Search the records for "charge" and copy each line that holds it.
═════ DATASET ROWS
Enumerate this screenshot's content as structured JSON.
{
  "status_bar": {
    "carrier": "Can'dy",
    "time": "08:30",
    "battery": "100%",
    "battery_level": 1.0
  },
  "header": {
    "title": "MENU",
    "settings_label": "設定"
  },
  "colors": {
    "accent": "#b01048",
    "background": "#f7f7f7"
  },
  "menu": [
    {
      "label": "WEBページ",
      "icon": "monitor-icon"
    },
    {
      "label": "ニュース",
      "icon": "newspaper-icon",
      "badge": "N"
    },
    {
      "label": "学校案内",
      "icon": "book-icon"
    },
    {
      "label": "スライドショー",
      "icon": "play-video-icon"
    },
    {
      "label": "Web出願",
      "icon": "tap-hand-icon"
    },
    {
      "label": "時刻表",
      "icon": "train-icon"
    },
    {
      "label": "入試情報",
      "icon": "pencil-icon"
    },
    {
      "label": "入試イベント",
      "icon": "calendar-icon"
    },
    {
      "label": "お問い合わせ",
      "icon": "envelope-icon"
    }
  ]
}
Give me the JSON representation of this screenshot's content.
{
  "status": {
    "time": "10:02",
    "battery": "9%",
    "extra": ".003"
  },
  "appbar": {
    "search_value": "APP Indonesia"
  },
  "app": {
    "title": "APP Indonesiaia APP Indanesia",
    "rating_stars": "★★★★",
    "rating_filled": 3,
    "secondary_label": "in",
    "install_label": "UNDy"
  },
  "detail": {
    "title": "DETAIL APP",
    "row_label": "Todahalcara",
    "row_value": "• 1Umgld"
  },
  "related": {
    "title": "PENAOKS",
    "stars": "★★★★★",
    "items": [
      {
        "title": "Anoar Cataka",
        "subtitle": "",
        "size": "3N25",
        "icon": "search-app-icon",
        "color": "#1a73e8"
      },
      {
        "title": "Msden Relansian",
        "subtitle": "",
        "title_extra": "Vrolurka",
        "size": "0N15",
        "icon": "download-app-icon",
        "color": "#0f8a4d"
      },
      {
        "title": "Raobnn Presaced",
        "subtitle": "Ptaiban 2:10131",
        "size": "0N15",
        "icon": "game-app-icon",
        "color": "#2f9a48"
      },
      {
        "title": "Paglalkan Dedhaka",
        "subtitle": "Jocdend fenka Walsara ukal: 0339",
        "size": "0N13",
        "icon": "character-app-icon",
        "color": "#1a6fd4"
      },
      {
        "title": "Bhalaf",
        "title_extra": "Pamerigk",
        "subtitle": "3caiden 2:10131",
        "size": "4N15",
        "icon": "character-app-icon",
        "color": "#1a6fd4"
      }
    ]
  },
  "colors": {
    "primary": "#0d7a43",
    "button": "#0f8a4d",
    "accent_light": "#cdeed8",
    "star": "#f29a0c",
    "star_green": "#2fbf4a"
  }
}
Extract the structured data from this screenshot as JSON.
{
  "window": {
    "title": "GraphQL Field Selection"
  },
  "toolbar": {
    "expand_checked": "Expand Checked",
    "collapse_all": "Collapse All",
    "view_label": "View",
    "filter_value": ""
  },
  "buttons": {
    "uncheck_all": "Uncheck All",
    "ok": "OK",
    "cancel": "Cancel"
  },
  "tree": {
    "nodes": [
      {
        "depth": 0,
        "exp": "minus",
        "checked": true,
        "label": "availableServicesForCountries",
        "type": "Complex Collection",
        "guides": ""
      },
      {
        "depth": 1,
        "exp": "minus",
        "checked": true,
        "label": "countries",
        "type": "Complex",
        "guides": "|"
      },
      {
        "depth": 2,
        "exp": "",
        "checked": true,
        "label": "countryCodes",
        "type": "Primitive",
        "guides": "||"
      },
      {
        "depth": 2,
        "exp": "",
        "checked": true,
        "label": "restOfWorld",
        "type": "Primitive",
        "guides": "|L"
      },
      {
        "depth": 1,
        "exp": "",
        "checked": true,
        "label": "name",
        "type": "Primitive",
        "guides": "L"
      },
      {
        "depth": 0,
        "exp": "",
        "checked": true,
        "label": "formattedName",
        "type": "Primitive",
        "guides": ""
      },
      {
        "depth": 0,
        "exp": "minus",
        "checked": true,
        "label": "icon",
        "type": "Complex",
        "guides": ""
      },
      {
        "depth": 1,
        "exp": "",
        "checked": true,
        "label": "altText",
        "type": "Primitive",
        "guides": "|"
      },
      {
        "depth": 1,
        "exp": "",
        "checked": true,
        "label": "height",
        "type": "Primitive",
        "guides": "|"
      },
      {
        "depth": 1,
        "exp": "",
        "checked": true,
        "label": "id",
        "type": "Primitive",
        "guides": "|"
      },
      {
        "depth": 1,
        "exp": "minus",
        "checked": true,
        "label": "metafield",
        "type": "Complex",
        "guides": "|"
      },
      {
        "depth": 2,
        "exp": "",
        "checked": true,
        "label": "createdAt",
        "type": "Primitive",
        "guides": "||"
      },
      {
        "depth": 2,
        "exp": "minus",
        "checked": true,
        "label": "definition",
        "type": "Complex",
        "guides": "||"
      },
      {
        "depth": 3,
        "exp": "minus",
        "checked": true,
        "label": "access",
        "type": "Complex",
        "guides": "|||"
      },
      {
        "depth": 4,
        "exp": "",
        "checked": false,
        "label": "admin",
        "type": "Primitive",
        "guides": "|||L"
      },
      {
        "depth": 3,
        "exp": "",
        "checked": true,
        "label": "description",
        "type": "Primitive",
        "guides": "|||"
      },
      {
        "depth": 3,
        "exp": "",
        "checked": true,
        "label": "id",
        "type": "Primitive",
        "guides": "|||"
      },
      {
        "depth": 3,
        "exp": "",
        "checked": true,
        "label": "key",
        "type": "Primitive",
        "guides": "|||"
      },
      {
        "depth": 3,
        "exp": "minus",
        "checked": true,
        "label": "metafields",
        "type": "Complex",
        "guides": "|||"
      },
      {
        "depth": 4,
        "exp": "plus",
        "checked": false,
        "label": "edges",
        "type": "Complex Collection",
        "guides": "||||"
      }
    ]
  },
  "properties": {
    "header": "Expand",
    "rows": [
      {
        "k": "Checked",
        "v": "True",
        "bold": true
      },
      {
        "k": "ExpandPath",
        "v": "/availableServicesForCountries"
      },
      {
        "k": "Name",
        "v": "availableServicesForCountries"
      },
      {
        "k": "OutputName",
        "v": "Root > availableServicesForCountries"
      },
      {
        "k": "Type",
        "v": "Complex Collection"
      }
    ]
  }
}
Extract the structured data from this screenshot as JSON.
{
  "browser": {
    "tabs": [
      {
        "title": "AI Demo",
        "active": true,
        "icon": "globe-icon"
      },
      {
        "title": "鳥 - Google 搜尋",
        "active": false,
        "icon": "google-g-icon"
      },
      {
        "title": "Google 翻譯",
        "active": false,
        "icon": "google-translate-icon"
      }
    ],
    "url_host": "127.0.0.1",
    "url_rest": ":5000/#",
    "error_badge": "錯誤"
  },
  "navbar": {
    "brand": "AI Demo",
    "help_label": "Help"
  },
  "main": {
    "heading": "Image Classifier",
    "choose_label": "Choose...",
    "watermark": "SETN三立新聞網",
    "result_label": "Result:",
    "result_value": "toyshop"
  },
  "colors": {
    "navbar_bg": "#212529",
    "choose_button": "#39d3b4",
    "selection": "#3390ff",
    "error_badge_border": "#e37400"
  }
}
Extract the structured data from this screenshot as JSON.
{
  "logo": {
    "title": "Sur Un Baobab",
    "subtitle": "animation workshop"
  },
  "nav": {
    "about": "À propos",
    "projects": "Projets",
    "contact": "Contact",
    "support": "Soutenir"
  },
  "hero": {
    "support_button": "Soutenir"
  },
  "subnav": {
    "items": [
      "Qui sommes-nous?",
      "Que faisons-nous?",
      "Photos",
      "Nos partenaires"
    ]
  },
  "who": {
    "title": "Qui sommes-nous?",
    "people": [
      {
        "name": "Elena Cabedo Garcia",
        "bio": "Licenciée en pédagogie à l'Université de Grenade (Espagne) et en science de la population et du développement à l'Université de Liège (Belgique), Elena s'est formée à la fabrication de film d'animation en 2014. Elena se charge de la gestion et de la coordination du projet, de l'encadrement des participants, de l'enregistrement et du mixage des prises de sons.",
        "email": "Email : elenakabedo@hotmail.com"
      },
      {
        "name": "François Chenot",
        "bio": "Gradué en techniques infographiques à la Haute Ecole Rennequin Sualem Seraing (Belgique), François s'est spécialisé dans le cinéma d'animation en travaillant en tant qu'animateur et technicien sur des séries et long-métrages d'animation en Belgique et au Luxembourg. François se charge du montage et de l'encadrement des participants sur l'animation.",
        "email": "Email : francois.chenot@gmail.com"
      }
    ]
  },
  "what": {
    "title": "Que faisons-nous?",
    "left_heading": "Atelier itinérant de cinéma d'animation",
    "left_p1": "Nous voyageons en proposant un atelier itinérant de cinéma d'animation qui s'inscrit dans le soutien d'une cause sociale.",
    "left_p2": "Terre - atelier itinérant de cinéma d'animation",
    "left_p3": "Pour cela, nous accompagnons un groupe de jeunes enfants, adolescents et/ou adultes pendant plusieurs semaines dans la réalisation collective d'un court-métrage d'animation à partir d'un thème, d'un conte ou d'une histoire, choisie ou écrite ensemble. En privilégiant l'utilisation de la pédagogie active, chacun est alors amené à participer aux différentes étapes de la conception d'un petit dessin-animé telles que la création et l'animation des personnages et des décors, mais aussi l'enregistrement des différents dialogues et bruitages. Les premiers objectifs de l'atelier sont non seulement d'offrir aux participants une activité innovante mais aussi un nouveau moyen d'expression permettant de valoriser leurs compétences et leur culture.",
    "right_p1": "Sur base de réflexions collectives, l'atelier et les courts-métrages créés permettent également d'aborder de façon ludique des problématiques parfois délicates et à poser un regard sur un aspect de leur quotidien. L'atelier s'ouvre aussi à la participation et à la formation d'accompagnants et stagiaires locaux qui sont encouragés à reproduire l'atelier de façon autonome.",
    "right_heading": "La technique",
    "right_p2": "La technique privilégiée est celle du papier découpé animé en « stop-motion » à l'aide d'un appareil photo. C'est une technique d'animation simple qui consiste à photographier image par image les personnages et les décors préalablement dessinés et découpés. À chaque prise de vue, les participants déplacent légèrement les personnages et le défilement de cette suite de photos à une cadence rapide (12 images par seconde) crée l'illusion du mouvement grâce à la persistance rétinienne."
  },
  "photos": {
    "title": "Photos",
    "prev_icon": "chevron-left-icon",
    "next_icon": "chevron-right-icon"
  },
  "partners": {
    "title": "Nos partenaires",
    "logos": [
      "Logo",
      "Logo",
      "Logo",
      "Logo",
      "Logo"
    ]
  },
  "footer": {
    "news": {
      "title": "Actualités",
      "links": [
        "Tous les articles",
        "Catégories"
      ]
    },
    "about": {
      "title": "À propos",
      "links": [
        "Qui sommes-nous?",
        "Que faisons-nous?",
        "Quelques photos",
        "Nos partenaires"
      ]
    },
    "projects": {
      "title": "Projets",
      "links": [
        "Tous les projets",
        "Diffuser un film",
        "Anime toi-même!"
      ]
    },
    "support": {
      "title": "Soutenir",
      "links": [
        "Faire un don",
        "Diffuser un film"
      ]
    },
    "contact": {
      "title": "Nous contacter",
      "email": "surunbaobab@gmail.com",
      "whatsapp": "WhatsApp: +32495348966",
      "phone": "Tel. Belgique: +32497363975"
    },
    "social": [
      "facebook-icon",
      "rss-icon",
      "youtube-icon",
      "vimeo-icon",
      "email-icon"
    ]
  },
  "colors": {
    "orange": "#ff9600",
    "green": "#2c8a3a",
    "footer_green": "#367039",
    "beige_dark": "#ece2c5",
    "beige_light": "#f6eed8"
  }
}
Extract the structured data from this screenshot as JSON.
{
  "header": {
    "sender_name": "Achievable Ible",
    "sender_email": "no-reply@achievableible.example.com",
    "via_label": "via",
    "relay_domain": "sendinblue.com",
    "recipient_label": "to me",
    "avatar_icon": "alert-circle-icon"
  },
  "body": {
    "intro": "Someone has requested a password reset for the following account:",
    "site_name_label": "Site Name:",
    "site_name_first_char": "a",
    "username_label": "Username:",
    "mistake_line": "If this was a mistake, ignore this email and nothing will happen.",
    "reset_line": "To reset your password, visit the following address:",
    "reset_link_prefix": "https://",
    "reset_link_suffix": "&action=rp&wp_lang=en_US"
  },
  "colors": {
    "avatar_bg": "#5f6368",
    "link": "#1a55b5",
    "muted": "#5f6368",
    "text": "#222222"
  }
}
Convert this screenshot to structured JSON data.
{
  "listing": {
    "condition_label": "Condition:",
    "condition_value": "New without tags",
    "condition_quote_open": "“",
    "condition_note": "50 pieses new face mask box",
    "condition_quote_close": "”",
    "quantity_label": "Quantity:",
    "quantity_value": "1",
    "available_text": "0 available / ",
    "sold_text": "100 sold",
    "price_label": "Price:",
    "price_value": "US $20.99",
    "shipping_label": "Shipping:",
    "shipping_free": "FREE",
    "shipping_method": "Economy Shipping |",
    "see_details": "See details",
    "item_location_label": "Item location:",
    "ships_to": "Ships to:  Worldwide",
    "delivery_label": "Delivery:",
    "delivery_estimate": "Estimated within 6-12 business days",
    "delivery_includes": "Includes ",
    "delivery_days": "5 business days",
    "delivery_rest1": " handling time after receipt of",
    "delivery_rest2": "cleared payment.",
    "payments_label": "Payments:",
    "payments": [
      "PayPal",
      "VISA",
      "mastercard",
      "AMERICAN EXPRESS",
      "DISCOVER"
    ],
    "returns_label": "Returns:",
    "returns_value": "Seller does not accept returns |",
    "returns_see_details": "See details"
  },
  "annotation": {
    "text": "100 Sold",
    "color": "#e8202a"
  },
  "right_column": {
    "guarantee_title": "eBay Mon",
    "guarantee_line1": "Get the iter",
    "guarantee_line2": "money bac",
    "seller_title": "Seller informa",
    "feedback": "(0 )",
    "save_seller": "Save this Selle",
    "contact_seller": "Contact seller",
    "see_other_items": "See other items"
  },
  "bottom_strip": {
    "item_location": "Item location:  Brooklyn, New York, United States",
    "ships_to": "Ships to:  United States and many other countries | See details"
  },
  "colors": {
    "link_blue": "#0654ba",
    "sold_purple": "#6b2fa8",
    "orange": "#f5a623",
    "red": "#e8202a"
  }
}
══════════
### SOLUTION FOR THIS PROBLEM
        "bio": "Licenciée en pédagogie à l'Université de Grenade (Espagne) et en science de la population et du développement à l'Université de Liège (Belgique), Elena s'est formée à la fabrication de film d'animation en 2014. Elena se charge de la gestion et de la coordination du projet, de l'encadrement des participants, de l'enregistrement et du mixage des prises de sons.",
        "bio": "Gradué en techniques infographiques à la Haute Ecole Rennequin Sualem Seraing (Belgique), François s'est spécialisé dans le cinéma d'animation en travaillant en tant qu'animateur et technicien sur des séries et long-métrages d'animation en Belgique et au Luxembourg. François se charge du montage et de l'encadrement des participants sur l'animation.",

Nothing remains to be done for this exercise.